Records from a collection:
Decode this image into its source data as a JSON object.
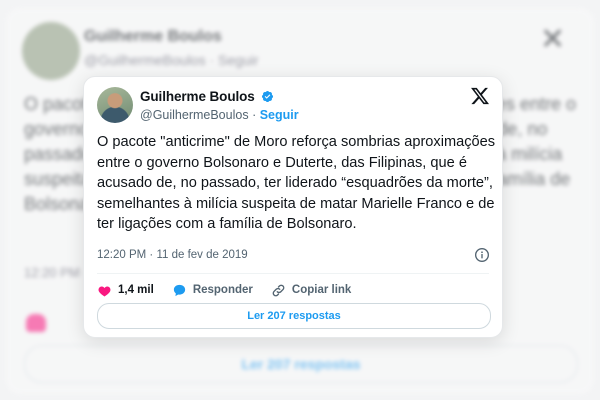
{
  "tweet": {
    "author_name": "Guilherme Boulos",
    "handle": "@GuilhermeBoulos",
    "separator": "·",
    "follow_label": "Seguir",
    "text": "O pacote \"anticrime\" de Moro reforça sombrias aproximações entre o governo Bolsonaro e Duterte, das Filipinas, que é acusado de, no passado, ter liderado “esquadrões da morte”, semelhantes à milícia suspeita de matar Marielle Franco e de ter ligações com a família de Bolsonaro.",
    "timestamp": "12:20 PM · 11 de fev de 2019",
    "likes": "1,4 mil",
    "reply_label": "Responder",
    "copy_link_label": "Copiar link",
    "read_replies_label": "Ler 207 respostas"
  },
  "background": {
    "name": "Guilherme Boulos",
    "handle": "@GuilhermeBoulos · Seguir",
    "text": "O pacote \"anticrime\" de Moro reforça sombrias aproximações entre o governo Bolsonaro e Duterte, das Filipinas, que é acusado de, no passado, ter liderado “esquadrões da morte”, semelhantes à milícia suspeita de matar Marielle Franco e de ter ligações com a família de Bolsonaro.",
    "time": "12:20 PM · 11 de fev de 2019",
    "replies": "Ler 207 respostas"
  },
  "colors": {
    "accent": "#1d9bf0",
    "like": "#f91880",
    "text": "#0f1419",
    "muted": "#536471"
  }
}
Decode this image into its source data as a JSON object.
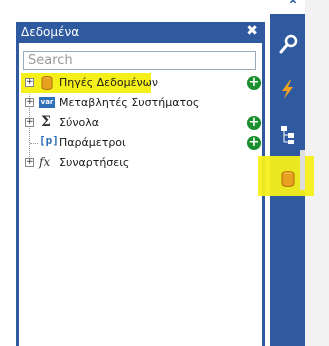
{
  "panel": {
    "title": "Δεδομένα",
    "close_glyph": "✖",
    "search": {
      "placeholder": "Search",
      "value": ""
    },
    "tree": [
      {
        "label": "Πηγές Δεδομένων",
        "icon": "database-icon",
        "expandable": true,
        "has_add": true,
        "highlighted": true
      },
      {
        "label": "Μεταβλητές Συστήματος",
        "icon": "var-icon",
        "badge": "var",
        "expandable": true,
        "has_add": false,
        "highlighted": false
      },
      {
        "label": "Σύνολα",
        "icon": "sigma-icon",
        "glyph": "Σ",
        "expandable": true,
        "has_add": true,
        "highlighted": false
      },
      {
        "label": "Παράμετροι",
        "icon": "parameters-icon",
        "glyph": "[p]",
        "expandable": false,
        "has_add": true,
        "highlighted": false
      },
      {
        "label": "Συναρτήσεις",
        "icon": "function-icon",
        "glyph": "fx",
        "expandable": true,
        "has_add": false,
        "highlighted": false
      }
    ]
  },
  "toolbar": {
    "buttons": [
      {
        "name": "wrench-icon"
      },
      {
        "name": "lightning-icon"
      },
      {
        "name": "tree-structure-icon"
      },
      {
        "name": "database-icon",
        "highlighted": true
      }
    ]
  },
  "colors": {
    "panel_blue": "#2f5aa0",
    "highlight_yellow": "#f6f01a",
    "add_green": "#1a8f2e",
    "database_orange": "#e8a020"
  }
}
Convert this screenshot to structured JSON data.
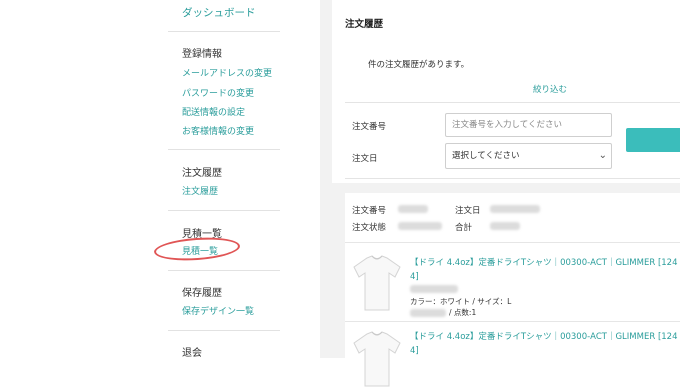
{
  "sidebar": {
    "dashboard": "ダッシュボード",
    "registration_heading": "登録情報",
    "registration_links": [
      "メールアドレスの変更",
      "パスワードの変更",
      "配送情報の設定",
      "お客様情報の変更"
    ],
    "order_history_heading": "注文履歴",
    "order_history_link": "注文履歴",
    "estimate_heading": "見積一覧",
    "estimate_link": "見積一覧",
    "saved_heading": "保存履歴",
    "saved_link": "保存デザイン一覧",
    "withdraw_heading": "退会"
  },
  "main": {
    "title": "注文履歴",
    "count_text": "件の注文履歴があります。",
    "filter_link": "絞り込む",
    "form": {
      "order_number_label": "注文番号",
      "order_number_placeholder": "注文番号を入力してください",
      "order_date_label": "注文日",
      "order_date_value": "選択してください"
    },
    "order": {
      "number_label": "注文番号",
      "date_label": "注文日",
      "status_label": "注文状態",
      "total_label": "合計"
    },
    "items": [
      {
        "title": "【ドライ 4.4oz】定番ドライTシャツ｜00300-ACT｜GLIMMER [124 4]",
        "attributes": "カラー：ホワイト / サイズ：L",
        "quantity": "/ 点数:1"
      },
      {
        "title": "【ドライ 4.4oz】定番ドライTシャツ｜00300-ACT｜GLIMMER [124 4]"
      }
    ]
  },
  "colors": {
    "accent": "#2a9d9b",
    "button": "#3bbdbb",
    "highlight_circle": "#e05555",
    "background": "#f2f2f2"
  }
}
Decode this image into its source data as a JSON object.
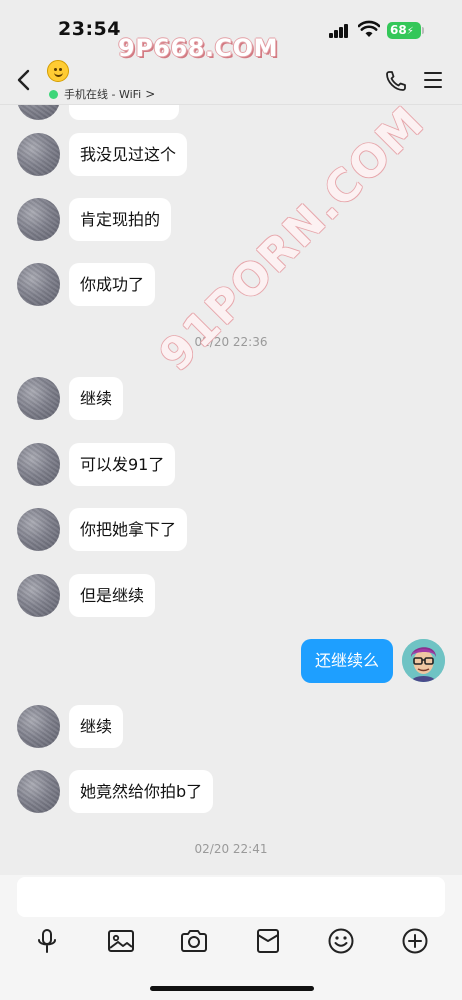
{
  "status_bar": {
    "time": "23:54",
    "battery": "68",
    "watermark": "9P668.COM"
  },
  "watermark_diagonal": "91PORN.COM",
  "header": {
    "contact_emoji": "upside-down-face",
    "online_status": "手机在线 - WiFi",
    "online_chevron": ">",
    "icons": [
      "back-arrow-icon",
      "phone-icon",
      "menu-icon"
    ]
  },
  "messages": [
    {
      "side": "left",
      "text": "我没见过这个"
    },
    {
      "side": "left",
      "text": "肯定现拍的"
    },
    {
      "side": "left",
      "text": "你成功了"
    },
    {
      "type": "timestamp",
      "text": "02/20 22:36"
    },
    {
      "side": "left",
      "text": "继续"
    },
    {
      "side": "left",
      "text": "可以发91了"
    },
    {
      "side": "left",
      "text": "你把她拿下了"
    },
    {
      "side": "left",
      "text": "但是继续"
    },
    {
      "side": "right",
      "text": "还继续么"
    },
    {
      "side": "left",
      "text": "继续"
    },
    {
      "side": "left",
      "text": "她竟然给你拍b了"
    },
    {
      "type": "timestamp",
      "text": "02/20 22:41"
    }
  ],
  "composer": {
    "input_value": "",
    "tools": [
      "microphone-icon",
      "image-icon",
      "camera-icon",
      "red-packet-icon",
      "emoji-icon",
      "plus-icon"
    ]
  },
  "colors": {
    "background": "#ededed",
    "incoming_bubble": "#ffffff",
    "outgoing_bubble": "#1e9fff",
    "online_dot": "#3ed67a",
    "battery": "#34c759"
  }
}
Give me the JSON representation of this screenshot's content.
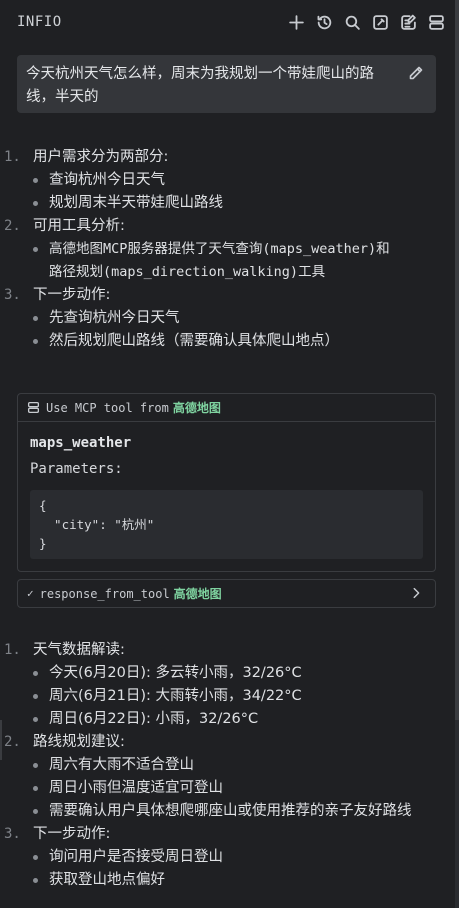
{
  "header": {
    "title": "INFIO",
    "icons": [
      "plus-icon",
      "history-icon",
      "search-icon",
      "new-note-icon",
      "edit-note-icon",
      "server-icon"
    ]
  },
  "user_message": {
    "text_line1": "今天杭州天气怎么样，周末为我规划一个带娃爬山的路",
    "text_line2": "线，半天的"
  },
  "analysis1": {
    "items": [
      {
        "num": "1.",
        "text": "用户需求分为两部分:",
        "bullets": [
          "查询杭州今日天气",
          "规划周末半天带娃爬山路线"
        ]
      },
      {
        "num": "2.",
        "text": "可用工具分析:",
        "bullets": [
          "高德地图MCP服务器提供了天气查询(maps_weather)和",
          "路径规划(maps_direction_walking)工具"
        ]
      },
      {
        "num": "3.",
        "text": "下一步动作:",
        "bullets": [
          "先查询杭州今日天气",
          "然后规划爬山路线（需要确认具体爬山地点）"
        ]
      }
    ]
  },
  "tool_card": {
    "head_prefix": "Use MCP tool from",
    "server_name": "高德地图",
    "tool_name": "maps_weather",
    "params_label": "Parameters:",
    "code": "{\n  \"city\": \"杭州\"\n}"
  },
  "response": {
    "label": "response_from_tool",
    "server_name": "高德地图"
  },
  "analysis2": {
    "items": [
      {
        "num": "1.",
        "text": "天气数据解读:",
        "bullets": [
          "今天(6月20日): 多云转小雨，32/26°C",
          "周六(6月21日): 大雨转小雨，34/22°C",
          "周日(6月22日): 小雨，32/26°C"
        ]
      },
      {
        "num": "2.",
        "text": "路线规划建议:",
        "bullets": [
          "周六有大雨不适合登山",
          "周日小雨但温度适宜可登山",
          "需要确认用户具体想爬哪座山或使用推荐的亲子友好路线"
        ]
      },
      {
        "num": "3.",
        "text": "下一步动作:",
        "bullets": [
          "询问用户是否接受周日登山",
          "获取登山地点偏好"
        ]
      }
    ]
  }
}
* * *
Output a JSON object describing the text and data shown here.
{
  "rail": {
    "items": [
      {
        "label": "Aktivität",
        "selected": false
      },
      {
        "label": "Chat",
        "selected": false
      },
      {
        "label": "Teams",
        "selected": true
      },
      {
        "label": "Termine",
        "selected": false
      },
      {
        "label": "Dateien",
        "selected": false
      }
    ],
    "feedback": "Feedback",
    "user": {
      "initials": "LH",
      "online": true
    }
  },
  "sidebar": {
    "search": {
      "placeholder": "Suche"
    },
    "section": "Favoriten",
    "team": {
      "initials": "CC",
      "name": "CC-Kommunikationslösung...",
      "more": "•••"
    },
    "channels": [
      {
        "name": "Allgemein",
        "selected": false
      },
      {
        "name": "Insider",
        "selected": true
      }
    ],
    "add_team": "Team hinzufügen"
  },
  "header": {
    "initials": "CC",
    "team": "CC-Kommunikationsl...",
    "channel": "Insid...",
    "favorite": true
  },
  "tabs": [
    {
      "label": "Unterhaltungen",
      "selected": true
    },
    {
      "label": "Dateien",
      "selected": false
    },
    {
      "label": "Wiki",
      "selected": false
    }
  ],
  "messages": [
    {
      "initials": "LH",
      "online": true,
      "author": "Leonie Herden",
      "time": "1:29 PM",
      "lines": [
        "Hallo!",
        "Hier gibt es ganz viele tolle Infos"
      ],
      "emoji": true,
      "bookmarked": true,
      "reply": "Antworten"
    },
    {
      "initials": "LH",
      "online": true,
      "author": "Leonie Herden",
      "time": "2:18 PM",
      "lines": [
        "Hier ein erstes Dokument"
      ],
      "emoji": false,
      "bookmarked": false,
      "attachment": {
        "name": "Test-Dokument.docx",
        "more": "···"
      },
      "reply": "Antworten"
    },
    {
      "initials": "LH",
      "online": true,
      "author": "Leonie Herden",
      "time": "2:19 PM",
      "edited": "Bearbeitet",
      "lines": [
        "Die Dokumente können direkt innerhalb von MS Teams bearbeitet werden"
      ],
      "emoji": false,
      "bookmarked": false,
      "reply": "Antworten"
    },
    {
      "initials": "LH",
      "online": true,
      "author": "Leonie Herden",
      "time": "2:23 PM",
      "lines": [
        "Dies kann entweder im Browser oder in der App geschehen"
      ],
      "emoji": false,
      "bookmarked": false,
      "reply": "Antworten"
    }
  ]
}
---
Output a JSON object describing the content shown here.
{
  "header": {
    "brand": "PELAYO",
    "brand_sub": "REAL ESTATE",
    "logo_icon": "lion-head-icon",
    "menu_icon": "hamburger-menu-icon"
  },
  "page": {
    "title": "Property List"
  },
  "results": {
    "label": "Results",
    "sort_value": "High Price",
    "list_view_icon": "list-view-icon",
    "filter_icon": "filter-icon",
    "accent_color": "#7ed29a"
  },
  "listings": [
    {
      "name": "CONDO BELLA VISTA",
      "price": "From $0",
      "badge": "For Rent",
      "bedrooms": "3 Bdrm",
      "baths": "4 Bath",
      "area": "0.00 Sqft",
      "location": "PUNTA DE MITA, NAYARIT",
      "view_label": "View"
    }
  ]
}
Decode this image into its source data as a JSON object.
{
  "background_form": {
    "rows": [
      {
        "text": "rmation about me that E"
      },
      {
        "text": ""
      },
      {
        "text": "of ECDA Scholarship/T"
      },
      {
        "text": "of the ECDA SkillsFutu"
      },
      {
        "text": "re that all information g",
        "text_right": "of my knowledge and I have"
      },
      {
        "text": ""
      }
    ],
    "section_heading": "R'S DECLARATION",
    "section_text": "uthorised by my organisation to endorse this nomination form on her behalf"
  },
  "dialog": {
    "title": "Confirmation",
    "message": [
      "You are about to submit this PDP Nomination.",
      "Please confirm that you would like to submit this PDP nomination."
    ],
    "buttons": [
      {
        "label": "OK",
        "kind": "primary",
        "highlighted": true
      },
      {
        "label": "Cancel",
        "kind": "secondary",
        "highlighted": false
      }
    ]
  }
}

WORK REQUIRED:
Of all the lines in the data above, state how many include "respostas". Say only the number.

TASK OUTPUT:
2